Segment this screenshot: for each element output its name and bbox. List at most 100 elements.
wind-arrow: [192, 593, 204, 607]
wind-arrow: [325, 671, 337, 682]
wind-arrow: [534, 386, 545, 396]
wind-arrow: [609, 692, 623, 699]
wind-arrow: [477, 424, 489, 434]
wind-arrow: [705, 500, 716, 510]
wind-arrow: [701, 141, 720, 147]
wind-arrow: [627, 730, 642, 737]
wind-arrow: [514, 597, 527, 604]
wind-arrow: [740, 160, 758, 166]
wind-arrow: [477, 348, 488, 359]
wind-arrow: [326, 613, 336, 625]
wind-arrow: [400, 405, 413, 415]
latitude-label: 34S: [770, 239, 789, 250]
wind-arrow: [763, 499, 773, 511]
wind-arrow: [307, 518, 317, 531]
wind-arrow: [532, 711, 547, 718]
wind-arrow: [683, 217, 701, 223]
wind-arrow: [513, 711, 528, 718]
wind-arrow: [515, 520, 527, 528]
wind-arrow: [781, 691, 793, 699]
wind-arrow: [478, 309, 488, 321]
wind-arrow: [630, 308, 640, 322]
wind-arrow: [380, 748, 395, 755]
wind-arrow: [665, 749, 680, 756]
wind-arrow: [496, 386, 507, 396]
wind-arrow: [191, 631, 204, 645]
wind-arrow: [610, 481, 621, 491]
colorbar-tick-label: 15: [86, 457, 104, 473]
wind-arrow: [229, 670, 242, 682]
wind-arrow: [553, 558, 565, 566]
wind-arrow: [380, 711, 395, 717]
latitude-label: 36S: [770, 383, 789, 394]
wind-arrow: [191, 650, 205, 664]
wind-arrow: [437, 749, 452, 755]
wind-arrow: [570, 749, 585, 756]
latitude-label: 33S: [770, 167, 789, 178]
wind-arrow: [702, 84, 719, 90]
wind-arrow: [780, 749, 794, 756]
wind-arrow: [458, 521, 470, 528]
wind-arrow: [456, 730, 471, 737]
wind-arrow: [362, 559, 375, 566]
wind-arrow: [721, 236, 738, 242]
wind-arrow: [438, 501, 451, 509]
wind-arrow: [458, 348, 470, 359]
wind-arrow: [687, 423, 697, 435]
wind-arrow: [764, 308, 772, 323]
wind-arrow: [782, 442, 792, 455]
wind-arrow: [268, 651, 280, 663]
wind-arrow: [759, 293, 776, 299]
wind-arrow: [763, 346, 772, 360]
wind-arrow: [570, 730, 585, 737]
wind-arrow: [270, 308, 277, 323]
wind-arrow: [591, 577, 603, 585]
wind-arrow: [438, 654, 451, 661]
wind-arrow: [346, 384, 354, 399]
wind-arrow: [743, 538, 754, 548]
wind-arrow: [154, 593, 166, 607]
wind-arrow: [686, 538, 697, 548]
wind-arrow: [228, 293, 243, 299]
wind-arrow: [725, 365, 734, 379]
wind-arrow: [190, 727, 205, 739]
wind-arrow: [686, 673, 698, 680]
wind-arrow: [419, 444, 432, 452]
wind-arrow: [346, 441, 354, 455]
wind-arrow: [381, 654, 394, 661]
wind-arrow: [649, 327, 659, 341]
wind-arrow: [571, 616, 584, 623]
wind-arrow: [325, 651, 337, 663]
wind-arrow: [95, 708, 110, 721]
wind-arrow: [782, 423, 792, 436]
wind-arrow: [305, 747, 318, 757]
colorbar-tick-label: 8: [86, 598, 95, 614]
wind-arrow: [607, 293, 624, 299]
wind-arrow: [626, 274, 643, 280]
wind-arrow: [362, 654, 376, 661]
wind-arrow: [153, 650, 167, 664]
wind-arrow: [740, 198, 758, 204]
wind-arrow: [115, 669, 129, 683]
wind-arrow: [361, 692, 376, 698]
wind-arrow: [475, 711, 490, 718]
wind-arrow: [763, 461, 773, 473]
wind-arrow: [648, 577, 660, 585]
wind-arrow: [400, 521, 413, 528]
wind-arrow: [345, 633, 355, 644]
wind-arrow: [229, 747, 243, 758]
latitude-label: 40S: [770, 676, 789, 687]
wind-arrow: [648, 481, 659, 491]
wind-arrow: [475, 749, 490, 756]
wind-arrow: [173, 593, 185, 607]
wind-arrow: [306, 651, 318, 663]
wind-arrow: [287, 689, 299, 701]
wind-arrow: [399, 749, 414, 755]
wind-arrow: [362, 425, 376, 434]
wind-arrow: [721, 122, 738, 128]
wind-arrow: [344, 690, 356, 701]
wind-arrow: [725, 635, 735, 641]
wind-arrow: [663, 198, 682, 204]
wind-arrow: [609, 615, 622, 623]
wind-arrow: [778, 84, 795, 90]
--------
#### DESCRIPTION OF THE TASK:
Update the records from their first line through the line containing "wind-arrow: [665, 749, 680, 756]" by replacing "latitude-label" with "latitude-tag", leaving everything else unchanged. Return only those lines.

#### CORRECT ANSWER:
Segment this screenshot: for each element output its name and bbox. List at most 100 elements.
wind-arrow: [192, 593, 204, 607]
wind-arrow: [325, 671, 337, 682]
wind-arrow: [534, 386, 545, 396]
wind-arrow: [609, 692, 623, 699]
wind-arrow: [477, 424, 489, 434]
wind-arrow: [705, 500, 716, 510]
wind-arrow: [701, 141, 720, 147]
wind-arrow: [627, 730, 642, 737]
wind-arrow: [514, 597, 527, 604]
wind-arrow: [740, 160, 758, 166]
wind-arrow: [477, 348, 488, 359]
wind-arrow: [326, 613, 336, 625]
wind-arrow: [400, 405, 413, 415]
latitude-tag: 34S: [770, 239, 789, 250]
wind-arrow: [763, 499, 773, 511]
wind-arrow: [307, 518, 317, 531]
wind-arrow: [532, 711, 547, 718]
wind-arrow: [683, 217, 701, 223]
wind-arrow: [513, 711, 528, 718]
wind-arrow: [515, 520, 527, 528]
wind-arrow: [781, 691, 793, 699]
wind-arrow: [478, 309, 488, 321]
wind-arrow: [630, 308, 640, 322]
wind-arrow: [380, 748, 395, 755]
wind-arrow: [665, 749, 680, 756]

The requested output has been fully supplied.